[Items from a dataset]
— Start —

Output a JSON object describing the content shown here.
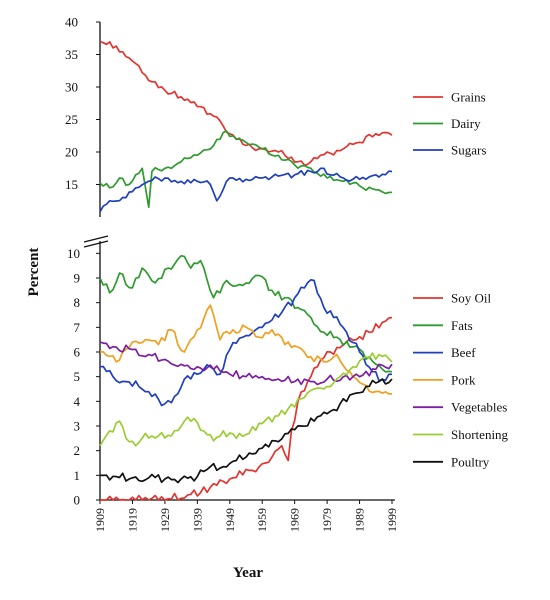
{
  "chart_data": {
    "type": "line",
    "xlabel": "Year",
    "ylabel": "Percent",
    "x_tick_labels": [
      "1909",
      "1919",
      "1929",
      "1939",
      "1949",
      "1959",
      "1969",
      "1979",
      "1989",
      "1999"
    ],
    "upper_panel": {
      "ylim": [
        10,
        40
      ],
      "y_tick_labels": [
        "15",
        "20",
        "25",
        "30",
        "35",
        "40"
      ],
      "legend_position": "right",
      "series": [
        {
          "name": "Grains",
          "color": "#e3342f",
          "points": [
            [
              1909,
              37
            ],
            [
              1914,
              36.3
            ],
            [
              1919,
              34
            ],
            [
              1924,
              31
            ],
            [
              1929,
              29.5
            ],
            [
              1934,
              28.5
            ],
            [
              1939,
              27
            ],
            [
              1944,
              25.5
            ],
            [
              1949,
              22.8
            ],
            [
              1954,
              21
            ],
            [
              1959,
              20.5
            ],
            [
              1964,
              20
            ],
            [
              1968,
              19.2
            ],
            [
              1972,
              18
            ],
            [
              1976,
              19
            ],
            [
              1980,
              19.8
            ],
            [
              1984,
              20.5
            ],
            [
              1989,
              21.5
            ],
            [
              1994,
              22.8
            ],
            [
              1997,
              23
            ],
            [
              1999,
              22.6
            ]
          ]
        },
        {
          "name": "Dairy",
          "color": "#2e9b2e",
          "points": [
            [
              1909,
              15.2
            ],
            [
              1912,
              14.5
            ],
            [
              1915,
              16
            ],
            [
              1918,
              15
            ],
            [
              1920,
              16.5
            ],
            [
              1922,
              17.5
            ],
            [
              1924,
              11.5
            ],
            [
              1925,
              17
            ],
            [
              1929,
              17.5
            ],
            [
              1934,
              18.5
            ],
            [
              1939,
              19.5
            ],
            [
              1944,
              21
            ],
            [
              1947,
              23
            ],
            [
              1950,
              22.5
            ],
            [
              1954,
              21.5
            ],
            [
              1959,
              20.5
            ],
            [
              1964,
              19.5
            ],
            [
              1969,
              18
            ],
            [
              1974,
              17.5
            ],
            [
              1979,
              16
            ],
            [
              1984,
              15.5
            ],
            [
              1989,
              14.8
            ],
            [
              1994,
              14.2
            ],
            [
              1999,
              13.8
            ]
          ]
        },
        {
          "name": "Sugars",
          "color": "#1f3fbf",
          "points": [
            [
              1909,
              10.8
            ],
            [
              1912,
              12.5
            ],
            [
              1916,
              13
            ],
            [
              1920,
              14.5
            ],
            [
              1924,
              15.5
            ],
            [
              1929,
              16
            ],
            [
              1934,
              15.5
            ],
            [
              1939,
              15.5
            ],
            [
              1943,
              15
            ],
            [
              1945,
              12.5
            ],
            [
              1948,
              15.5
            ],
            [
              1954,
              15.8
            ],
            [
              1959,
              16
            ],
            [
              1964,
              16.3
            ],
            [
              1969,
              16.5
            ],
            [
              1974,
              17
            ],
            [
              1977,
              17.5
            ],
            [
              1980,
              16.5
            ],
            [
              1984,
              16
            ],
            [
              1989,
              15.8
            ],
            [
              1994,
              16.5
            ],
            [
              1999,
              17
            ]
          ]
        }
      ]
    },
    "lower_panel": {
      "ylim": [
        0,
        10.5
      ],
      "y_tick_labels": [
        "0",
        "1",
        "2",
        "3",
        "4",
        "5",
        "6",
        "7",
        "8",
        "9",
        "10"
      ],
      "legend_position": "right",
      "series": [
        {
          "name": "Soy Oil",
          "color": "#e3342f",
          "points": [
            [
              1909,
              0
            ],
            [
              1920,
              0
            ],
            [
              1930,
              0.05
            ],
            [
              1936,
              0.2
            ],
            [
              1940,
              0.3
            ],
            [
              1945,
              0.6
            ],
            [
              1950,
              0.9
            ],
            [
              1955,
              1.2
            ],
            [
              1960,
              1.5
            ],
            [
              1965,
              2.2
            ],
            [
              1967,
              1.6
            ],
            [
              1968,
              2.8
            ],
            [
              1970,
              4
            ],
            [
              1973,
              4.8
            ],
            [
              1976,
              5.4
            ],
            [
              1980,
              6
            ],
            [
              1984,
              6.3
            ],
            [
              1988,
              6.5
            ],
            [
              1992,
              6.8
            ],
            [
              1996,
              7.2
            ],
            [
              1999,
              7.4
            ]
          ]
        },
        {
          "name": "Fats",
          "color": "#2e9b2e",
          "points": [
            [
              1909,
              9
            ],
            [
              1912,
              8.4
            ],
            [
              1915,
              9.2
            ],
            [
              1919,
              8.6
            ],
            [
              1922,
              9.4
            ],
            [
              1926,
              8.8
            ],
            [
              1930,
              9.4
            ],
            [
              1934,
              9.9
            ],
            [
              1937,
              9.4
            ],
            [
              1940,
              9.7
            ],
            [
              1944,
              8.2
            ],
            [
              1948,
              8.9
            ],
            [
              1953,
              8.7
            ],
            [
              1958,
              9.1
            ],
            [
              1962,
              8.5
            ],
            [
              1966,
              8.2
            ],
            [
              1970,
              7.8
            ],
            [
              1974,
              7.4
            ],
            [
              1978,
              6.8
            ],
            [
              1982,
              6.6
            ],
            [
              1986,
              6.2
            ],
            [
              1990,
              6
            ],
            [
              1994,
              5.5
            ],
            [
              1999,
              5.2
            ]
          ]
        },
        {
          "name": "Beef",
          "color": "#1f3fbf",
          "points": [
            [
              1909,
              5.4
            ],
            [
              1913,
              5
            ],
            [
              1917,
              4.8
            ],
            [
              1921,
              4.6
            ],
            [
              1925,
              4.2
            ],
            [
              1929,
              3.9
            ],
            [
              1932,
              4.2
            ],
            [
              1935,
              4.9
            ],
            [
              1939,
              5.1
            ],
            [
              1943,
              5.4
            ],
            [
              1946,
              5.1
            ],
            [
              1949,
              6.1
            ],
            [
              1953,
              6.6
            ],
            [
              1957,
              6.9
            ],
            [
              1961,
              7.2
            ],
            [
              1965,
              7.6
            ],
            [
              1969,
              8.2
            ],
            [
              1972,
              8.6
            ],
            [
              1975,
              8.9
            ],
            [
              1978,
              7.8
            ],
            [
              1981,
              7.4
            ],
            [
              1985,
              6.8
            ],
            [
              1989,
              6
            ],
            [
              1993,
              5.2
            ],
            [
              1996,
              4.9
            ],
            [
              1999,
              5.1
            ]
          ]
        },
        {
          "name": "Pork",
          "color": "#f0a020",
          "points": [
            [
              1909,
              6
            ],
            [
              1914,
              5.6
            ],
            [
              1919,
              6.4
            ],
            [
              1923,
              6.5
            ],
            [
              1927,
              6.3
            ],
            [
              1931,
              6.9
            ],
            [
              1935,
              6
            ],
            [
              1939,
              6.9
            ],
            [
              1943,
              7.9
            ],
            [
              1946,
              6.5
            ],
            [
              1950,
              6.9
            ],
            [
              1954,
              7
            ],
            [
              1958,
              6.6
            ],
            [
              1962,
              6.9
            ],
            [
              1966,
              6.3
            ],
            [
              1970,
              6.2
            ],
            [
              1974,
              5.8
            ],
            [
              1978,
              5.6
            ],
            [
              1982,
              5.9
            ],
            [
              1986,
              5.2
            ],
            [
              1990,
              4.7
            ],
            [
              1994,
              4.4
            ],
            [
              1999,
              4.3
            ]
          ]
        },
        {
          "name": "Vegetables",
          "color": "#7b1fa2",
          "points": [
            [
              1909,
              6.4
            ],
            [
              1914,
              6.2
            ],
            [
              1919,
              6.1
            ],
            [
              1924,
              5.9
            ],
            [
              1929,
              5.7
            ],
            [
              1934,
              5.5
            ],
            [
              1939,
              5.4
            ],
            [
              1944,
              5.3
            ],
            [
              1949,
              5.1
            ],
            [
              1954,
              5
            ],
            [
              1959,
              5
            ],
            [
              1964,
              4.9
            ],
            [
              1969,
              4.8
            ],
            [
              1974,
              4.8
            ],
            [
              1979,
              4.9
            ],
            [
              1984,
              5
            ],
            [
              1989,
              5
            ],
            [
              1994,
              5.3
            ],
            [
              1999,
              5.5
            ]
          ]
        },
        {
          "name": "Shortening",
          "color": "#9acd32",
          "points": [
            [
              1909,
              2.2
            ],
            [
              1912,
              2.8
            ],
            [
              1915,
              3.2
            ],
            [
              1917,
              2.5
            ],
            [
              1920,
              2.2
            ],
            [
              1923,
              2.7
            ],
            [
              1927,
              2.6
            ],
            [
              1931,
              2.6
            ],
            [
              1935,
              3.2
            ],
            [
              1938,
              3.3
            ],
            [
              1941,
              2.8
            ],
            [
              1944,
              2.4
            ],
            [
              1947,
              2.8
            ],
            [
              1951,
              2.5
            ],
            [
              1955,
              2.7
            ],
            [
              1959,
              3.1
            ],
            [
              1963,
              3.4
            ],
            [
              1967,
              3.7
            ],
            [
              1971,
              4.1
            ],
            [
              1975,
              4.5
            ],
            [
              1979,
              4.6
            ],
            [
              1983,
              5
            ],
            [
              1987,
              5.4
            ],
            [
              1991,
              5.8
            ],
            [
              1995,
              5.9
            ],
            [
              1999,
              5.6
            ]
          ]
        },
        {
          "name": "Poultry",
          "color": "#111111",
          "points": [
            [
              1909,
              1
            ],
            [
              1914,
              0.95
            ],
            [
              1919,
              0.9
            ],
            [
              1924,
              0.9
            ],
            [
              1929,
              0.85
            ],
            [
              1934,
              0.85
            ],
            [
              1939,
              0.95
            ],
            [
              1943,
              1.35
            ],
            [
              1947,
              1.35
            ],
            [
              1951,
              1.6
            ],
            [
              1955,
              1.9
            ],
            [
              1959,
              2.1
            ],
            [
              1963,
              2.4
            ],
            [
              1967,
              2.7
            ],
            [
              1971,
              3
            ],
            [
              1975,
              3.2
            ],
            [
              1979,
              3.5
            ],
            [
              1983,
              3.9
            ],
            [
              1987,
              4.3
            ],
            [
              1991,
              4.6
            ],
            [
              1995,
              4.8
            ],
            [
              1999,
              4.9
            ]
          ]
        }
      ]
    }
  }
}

— End —

Give every line of the material that includes the string "name".

_Exercise answer:_
          "name": "Grains",
          "name": "Dairy",
          "name": "Sugars",
          "name": "Soy Oil",
          "name": "Fats",
          "name": "Beef",
          "name": "Pork",
          "name": "Vegetables",
          "name": "Shortening",
          "name": "Poultry",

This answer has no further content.